■ Task goal
What is the number of lines containing the string "type"? Answer with the number only.
------ Records supplied
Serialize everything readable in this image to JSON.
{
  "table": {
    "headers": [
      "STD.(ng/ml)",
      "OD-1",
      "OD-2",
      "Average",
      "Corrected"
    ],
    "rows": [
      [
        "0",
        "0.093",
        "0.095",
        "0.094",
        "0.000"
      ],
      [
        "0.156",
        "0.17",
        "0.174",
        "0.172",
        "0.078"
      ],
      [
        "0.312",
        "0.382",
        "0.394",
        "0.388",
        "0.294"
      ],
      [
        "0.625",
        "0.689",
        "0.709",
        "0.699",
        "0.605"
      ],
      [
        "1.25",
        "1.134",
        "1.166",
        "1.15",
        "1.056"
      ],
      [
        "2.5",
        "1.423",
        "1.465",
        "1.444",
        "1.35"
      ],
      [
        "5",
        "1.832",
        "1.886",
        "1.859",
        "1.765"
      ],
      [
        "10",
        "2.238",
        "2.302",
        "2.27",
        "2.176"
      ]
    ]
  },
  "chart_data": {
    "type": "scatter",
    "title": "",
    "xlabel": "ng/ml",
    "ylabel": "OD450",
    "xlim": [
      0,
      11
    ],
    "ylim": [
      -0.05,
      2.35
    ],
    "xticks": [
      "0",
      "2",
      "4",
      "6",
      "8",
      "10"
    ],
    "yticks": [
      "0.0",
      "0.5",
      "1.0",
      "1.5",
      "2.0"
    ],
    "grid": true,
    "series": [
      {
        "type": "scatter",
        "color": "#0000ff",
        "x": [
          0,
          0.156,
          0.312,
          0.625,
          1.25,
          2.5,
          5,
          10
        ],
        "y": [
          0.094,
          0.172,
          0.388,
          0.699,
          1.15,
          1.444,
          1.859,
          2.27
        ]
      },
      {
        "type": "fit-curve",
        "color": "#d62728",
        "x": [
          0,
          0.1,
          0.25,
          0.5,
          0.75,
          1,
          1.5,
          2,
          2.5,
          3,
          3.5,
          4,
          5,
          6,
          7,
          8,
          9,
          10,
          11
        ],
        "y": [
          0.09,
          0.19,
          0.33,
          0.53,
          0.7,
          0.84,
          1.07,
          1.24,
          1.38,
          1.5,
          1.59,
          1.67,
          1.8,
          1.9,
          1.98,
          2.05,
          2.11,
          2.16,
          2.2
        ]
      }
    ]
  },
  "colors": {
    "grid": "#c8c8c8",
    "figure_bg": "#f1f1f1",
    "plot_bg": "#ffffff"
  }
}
------------
■ Completed exercise
3